— BEGIN RAW RECORDS —
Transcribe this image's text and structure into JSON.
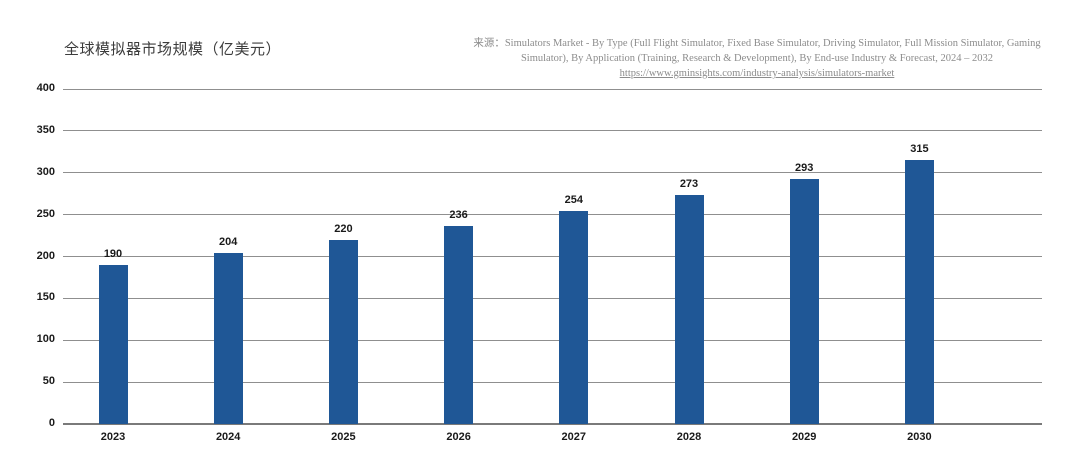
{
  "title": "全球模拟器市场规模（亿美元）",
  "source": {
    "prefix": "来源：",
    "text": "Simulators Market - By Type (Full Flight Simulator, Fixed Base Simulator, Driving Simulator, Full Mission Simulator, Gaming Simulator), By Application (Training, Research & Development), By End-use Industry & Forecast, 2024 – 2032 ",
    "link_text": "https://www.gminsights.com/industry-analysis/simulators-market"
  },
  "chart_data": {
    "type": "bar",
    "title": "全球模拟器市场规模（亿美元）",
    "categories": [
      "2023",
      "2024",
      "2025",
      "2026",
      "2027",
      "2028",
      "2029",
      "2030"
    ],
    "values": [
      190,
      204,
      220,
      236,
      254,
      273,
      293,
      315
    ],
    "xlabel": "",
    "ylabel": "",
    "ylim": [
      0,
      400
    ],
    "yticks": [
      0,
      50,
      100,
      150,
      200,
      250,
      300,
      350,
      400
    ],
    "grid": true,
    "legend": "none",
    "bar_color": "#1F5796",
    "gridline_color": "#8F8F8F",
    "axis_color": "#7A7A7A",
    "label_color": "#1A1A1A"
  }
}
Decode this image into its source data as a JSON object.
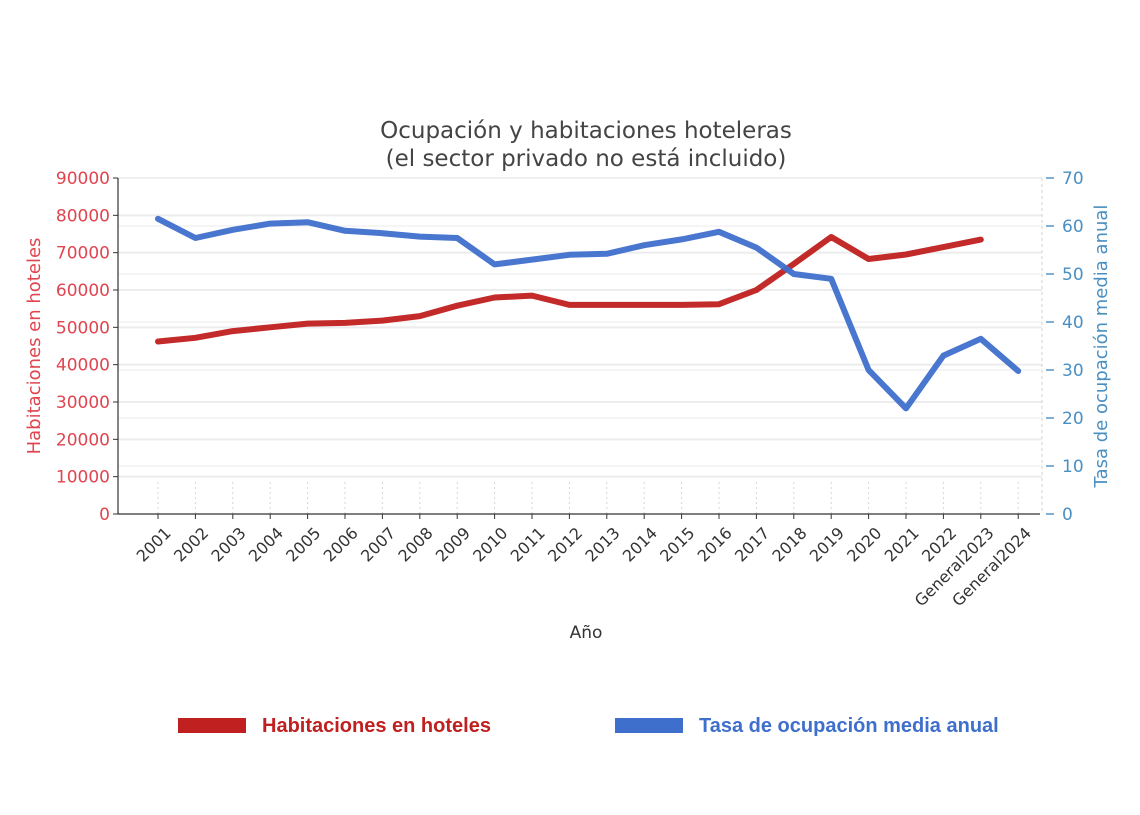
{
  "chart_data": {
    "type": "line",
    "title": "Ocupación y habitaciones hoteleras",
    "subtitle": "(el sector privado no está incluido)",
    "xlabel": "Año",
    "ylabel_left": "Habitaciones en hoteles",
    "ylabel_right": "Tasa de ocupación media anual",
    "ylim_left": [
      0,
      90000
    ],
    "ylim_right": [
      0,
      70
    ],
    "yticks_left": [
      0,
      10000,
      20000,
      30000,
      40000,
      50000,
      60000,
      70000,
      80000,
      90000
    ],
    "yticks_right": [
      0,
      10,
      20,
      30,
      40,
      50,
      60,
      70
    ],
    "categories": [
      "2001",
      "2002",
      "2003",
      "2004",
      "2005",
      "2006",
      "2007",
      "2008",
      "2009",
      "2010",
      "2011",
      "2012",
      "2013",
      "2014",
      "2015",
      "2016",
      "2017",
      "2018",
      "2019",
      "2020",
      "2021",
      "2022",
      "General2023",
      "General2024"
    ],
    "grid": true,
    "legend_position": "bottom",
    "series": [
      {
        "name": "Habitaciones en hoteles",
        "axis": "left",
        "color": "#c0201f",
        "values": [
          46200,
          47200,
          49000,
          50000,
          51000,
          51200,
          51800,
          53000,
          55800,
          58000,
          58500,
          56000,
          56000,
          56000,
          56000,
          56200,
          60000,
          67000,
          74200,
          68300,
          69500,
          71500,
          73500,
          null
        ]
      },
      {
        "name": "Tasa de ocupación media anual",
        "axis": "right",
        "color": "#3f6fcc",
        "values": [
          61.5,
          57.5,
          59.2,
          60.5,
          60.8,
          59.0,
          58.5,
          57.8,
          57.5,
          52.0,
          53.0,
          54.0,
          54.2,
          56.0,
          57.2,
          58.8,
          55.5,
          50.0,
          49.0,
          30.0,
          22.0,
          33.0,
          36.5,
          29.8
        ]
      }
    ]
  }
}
— END RAW RECORDS —
— BEGIN RAW RECORDS —
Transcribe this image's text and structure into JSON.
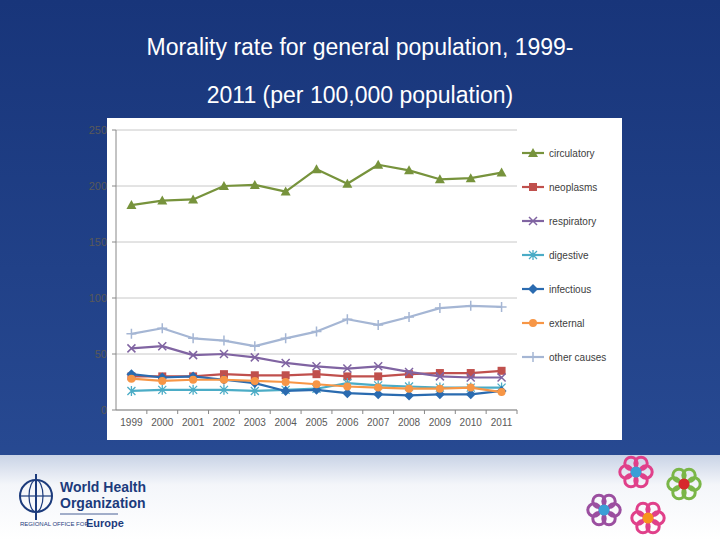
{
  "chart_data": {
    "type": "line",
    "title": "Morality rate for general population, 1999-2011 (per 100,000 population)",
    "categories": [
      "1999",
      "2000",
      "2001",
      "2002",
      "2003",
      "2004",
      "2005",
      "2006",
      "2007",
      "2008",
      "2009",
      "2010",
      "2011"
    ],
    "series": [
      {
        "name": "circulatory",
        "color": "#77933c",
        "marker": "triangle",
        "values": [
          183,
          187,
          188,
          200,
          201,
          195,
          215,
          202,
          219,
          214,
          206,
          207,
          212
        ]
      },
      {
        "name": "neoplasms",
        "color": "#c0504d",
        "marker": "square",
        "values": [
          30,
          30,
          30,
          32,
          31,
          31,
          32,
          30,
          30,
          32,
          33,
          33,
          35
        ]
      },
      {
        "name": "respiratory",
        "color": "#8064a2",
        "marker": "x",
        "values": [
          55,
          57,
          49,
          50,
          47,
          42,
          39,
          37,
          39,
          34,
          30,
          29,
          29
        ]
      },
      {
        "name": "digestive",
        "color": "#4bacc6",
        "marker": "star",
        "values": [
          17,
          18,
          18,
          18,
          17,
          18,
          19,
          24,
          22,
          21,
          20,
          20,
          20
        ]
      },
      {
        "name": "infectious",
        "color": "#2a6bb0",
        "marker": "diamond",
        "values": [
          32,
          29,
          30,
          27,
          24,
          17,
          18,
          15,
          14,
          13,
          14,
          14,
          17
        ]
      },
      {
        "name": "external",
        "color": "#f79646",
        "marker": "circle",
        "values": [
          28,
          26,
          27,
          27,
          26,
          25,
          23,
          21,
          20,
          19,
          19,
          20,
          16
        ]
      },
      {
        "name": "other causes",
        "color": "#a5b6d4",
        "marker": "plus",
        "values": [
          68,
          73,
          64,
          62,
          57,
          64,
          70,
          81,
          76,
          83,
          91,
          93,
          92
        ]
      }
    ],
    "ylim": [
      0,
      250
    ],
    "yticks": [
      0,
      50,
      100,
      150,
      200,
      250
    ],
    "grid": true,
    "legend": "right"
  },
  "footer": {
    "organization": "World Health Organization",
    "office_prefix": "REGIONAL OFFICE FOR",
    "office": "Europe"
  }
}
— END RAW RECORDS —
> _AIM_:
State how many lines include the string "name". Give no other information.

> _SOLUTION FOR THIS EXERCISE_:
9